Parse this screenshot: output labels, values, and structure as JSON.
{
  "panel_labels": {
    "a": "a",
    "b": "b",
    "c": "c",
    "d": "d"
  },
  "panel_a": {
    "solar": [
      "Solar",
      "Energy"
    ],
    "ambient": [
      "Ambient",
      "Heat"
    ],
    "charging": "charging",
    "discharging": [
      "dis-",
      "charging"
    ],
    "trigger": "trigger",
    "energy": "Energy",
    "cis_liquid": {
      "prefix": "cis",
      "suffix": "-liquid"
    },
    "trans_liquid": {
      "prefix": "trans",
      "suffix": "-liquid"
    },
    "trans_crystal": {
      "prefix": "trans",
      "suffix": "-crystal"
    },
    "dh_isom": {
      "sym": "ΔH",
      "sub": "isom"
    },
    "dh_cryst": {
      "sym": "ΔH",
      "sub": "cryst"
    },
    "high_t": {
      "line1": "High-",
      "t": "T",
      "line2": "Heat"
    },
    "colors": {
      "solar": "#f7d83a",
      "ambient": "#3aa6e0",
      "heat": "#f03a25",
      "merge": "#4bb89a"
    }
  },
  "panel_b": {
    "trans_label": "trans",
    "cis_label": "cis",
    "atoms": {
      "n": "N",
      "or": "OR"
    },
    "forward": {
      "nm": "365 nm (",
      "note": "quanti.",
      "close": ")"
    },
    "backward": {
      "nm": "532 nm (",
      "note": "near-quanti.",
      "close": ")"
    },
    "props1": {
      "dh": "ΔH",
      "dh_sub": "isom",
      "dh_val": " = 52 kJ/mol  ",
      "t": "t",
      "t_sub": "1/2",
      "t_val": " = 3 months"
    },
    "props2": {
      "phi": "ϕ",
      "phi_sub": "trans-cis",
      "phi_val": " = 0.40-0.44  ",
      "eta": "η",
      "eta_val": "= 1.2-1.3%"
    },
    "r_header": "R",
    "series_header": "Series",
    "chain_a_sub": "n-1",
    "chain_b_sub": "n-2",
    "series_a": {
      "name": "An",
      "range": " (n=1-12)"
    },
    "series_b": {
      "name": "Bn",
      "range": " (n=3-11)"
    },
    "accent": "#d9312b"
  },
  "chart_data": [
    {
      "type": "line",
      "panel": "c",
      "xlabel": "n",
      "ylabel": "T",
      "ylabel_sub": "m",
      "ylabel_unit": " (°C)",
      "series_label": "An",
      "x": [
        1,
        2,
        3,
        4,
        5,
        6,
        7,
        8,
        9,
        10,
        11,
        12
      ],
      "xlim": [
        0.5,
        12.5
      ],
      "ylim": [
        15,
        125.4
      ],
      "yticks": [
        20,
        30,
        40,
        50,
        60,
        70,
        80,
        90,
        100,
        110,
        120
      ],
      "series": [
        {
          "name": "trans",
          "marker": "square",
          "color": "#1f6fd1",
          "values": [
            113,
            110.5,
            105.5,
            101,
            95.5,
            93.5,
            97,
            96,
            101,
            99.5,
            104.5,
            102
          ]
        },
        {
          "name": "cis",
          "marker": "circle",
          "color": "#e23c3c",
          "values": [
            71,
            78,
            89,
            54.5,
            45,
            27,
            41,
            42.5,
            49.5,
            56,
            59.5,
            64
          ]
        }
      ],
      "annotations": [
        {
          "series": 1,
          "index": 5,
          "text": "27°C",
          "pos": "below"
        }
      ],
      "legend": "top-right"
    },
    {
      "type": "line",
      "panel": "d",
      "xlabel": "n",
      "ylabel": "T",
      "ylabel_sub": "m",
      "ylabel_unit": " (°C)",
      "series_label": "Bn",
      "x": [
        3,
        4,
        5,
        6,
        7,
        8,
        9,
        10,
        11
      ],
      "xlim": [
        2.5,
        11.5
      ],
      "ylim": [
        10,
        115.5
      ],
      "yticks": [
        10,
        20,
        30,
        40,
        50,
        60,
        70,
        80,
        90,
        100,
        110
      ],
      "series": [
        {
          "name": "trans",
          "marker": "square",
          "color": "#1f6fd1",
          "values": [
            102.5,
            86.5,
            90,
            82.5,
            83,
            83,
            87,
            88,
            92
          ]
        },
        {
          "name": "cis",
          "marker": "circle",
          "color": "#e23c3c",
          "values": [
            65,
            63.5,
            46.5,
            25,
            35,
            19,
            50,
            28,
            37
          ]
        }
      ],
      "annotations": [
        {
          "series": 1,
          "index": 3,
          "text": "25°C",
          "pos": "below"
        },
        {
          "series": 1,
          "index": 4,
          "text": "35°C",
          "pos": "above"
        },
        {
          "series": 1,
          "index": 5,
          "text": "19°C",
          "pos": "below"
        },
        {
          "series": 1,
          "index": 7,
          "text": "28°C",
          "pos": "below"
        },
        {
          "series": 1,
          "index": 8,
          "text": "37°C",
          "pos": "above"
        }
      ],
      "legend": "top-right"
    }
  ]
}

-=-=-

Reproduce the listing in full. Keep it exactly as written.

The answer:
Parse this screenshot: output labels, values, and structure as JSON.
{
  "panel_labels": {
    "a": "a",
    "b": "b",
    "c": "c",
    "d": "d"
  },
  "panel_a": {
    "solar": [
      "Solar",
      "Energy"
    ],
    "ambient": [
      "Ambient",
      "Heat"
    ],
    "charging": "charging",
    "discharging": [
      "dis-",
      "charging"
    ],
    "trigger": "trigger",
    "energy": "Energy",
    "cis_liquid": {
      "prefix": "cis",
      "suffix": "-liquid"
    },
    "trans_liquid": {
      "prefix": "trans",
      "suffix": "-liquid"
    },
    "trans_crystal": {
      "prefix": "trans",
      "suffix": "-crystal"
    },
    "dh_isom": {
      "sym": "ΔH",
      "sub": "isom"
    },
    "dh_cryst": {
      "sym": "ΔH",
      "sub": "cryst"
    },
    "high_t": {
      "line1": "High-",
      "t": "T",
      "line2": "Heat"
    },
    "colors": {
      "solar": "#f7d83a",
      "ambient": "#3aa6e0",
      "heat": "#f03a25",
      "merge": "#4bb89a"
    }
  },
  "panel_b": {
    "trans_label": "trans",
    "cis_label": "cis",
    "atoms": {
      "n": "N",
      "or": "OR"
    },
    "forward": {
      "nm": "365 nm (",
      "note": "quanti.",
      "close": ")"
    },
    "backward": {
      "nm": "532 nm (",
      "note": "near-quanti.",
      "close": ")"
    },
    "props1": {
      "dh": "ΔH",
      "dh_sub": "isom",
      "dh_val": " = 52 kJ/mol  ",
      "t": "t",
      "t_sub": "1/2",
      "t_val": " = 3 months"
    },
    "props2": {
      "phi": "ϕ",
      "phi_sub": "trans-cis",
      "phi_val": " = 0.40-0.44  ",
      "eta": "η",
      "eta_val": "= 1.2-1.3%"
    },
    "r_header": "R",
    "series_header": "Series",
    "chain_a_sub": "n-1",
    "chain_b_sub": "n-2",
    "series_a": {
      "name": "An",
      "range": " (n=1-12)"
    },
    "series_b": {
      "name": "Bn",
      "range": " (n=3-11)"
    },
    "accent": "#d9312b"
  },
  "chart_data": [
    {
      "type": "line",
      "panel": "c",
      "xlabel": "n",
      "ylabel": "T",
      "ylabel_sub": "m",
      "ylabel_unit": " (°C)",
      "series_label": "An",
      "x": [
        1,
        2,
        3,
        4,
        5,
        6,
        7,
        8,
        9,
        10,
        11,
        12
      ],
      "xlim": [
        0.5,
        12.5
      ],
      "ylim": [
        15,
        125.4
      ],
      "yticks": [
        20,
        30,
        40,
        50,
        60,
        70,
        80,
        90,
        100,
        110,
        120
      ],
      "series": [
        {
          "name": "trans",
          "marker": "square",
          "color": "#1f6fd1",
          "values": [
            113,
            110.5,
            105.5,
            101,
            95.5,
            93.5,
            97,
            96,
            101,
            99.5,
            104.5,
            102
          ]
        },
        {
          "name": "cis",
          "marker": "circle",
          "color": "#e23c3c",
          "values": [
            71,
            78,
            89,
            54.5,
            45,
            27,
            41,
            42.5,
            49.5,
            56,
            59.5,
            64
          ]
        }
      ],
      "annotations": [
        {
          "series": 1,
          "index": 5,
          "text": "27°C",
          "pos": "below"
        }
      ],
      "legend": "top-right"
    },
    {
      "type": "line",
      "panel": "d",
      "xlabel": "n",
      "ylabel": "T",
      "ylabel_sub": "m",
      "ylabel_unit": " (°C)",
      "series_label": "Bn",
      "x": [
        3,
        4,
        5,
        6,
        7,
        8,
        9,
        10,
        11
      ],
      "xlim": [
        2.5,
        11.5
      ],
      "ylim": [
        10,
        115.5
      ],
      "yticks": [
        10,
        20,
        30,
        40,
        50,
        60,
        70,
        80,
        90,
        100,
        110
      ],
      "series": [
        {
          "name": "trans",
          "marker": "square",
          "color": "#1f6fd1",
          "values": [
            102.5,
            86.5,
            90,
            82.5,
            83,
            83,
            87,
            88,
            92
          ]
        },
        {
          "name": "cis",
          "marker": "circle",
          "color": "#e23c3c",
          "values": [
            65,
            63.5,
            46.5,
            25,
            35,
            19,
            50,
            28,
            37
          ]
        }
      ],
      "annotations": [
        {
          "series": 1,
          "index": 3,
          "text": "25°C",
          "pos": "below"
        },
        {
          "series": 1,
          "index": 4,
          "text": "35°C",
          "pos": "above"
        },
        {
          "series": 1,
          "index": 5,
          "text": "19°C",
          "pos": "below"
        },
        {
          "series": 1,
          "index": 7,
          "text": "28°C",
          "pos": "below"
        },
        {
          "series": 1,
          "index": 8,
          "text": "37°C",
          "pos": "above"
        }
      ],
      "legend": "top-right"
    }
  ]
}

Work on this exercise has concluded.